◆ DATA RECORDS ◆
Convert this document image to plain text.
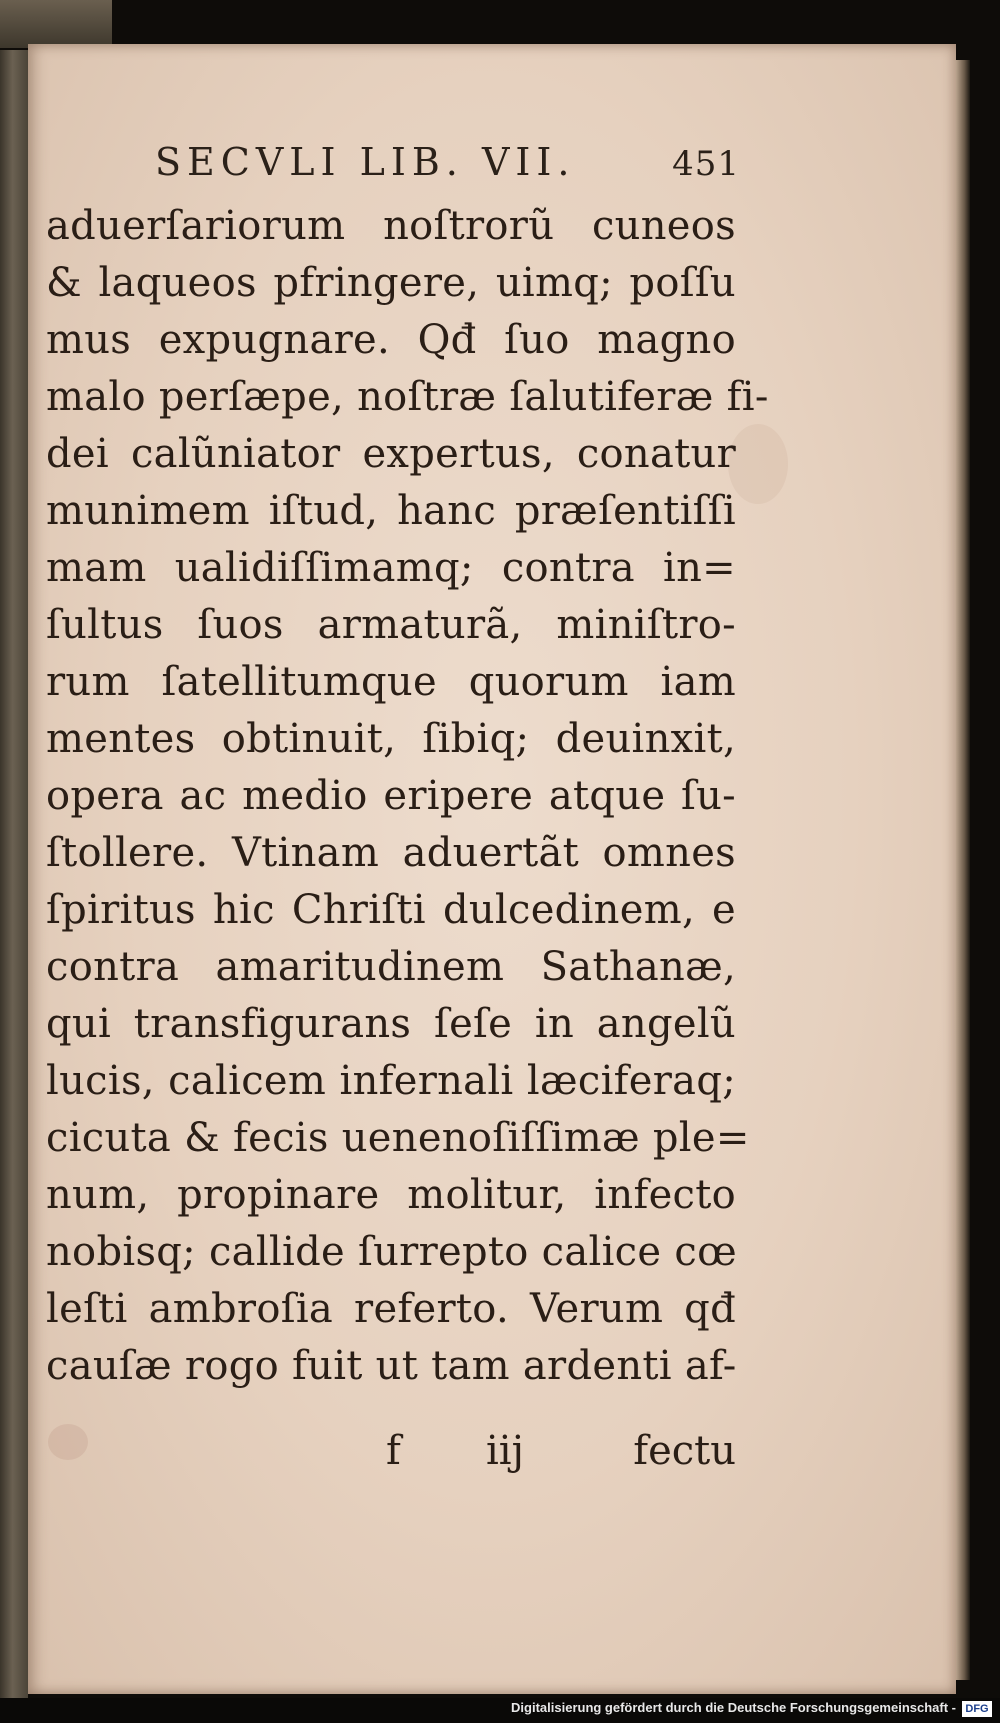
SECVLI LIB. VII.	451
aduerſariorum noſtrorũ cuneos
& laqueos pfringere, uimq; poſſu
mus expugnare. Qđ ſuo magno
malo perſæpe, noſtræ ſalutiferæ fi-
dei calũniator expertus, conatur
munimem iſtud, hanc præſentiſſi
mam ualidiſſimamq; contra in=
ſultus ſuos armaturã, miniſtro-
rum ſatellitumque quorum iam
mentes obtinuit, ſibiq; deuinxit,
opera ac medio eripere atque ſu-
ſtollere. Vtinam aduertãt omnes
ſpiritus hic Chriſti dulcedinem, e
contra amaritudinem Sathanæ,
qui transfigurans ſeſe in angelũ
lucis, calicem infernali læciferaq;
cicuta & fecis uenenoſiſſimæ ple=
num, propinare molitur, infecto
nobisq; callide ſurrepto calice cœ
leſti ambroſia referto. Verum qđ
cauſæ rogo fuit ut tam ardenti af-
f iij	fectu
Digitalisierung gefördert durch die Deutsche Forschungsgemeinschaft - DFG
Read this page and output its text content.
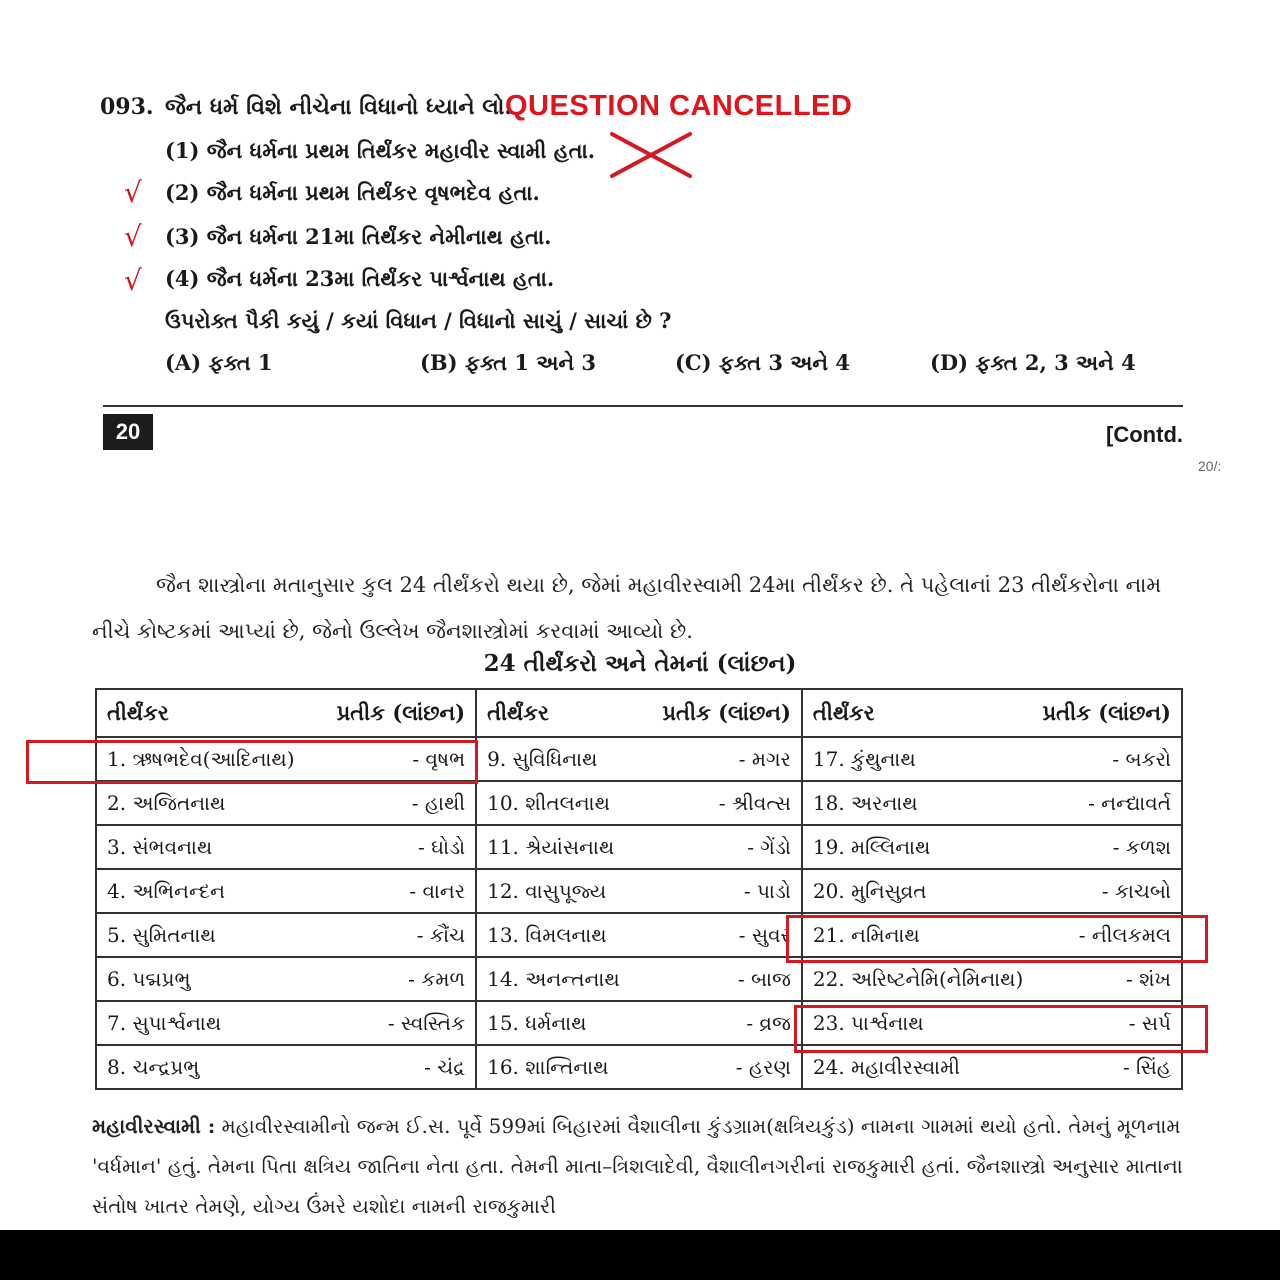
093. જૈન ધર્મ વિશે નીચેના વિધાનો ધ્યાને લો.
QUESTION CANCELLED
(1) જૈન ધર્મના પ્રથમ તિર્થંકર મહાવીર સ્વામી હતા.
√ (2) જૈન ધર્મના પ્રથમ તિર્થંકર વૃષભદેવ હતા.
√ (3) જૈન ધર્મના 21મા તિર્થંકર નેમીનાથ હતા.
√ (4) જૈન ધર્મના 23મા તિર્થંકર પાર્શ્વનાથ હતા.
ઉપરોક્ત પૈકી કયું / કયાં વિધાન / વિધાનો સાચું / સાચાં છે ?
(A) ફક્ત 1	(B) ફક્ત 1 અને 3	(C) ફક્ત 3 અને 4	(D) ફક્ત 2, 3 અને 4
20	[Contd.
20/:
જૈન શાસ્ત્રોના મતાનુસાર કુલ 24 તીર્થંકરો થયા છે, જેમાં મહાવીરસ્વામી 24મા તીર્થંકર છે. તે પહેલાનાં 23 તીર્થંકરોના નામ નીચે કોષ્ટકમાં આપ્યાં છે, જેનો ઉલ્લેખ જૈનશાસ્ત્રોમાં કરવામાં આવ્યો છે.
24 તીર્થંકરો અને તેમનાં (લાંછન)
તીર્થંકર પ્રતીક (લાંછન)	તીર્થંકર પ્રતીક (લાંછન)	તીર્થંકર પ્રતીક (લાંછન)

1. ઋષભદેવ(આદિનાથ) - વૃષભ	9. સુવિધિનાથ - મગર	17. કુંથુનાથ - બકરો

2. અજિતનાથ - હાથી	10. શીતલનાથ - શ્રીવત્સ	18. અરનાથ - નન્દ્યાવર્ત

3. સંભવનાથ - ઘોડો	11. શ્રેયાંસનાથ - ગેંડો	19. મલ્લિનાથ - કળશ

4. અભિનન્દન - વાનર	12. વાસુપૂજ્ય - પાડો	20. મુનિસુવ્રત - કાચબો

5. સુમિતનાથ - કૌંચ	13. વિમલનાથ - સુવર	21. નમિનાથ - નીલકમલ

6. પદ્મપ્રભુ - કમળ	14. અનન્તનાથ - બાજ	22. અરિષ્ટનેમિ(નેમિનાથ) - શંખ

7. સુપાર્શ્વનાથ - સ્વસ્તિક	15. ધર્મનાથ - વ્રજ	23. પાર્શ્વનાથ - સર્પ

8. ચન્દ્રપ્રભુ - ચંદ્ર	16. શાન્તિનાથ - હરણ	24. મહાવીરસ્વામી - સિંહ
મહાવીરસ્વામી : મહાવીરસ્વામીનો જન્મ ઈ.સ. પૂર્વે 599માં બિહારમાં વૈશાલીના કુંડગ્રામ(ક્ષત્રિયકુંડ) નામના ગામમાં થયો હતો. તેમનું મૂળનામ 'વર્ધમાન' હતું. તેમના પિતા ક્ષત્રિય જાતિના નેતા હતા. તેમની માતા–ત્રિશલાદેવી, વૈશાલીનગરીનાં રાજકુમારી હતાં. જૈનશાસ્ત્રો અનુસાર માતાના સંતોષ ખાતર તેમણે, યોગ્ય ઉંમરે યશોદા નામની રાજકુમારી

◆ OBJECTIVE ◆
Retype the entries word for word. Omit any images.

◆ SOLUTION ◆
Convert this document image to plain text.
SECVLI LIB. VII.	451
aduerſariorum noſtrorũ cuneos
& laqueos pfringere, uimq; poſſu
mus expugnare. Qđ ſuo magno
malo perſæpe, noſtræ ſalutiferæ fi-
dei calũniator expertus, conatur
munimem iſtud, hanc præſentiſſi
mam ualidiſſimamq; contra in=
ſultus ſuos armaturã, miniſtro-
rum ſatellitumque quorum iam
mentes obtinuit, ſibiq; deuinxit,
opera ac medio eripere atque ſu-
ſtollere. Vtinam aduertãt omnes
ſpiritus hic Chriſti dulcedinem, e
contra amaritudinem Sathanæ,
qui transfigurans ſeſe in angelũ
lucis, calicem infernali læciferaq;
cicuta & fecis uenenoſiſſimæ ple=
num, propinare molitur, infecto
nobisq; callide ſurrepto calice cœ
leſti ambroſia referto. Verum qđ
cauſæ rogo fuit ut tam ardenti af-
f iij	fectu
Digitalisierung gefördert durch die Deutsche Forschungsgemeinschaft - DFG
Read this page and output its text content.
093. જૈન ધર્મ વિશે નીચેના વિધાનો ધ્યાને લો.
QUESTION CANCELLED
(1) જૈન ધર્મના પ્રથમ તિર્થંકર મહાવીર સ્વામી હતા.
√ (2) જૈન ધર્મના પ્રથમ તિર્થંકર વૃષભદેવ હતા.
√ (3) જૈન ધર્મના 21મા તિર્થંકર નેમીનાથ હતા.
√ (4) જૈન ધર્મના 23મા તિર્થંકર પાર્શ્વનાથ હતા.
ઉપરોક્ત પૈકી કયું / કયાં વિધાન / વિધાનો સાચું / સાચાં છે ?
(A) ફક્ત 1	(B) ફક્ત 1 અને 3	(C) ફક્ત 3 અને 4	(D) ફક્ત 2, 3 અને 4
20	[Contd.
20/:
જૈન શાસ્ત્રોના મતાનુસાર કુલ 24 તીર્થંકરો થયા છે, જેમાં મહાવીરસ્વામી 24મા તીર્થંકર છે. તે પહેલાનાં 23 તીર્થંકરોના નામ નીચે કોષ્ટકમાં આપ્યાં છે, જેનો ઉલ્લેખ જૈનશાસ્ત્રોમાં કરવામાં આવ્યો છે.
24 તીર્થંકરો અને તેમનાં (લાંછન)
તીર્થંકર પ્રતીક (લાંછન)	તીર્થંકર પ્રતીક (લાંછન)	તીર્થંકર પ્રતીક (લાંછન)

1. ઋષભદેવ(આદિનાથ) - વૃષભ	9. સુવિધિનાથ - મગર	17. કુંથુનાથ - બકરો

2. અજિતનાથ - હાથી	10. શીતલનાથ - શ્રીવત્સ	18. અરનાથ - નન્દ્યાવર્ત

3. સંભવનાથ - ઘોડો	11. શ્રેયાંસનાથ - ગેંડો	19. મલ્લિનાથ - કળશ

4. અભિનન્દન - વાનર	12. વાસુપૂજ્ય - પાડો	20. મુનિસુવ્રત - કાચબો

5. સુમિતનાથ - કૌંચ	13. વિમલનાથ - સુવર	21. નમિનાથ - નીલકમલ

6. પદ્મપ્રભુ - કમળ	14. અનન્તનાથ - બાજ	22. અરિષ્ટનેમિ(નેમિનાથ) - શંખ

7. સુપાર્શ્વનાથ - સ્વસ્તિક	15. ધર્મનાથ - વ્રજ	23. પાર્શ્વનાથ - સર્પ

8. ચન્દ્રપ્રભુ - ચંદ્ર	16. શાન્તિનાથ - હરણ	24. મહાવીરસ્વામી - સિંહ
મહાવીરસ્વામી : મહાવીરસ્વામીનો જન્મ ઈ.સ. પૂર્વે 599માં બિહારમાં વૈશાલીના કુંડગ્રામ(ક્ષત્રિયકુંડ) નામના ગામમાં થયો હતો. તેમનું મૂળનામ 'વર્ધમાન' હતું. તેમના પિતા ક્ષત્રિય જાતિના નેતા હતા. તેમની માતા–ત્રિશલાદેવી, વૈશાલીનગરીનાં રાજકુમારી હતાં. જૈનશાસ્ત્રો અનુસાર માતાના સંતોષ ખાતર તેમણે, યોગ્ય ઉંમરે યશોદા નામની રાજકુમારી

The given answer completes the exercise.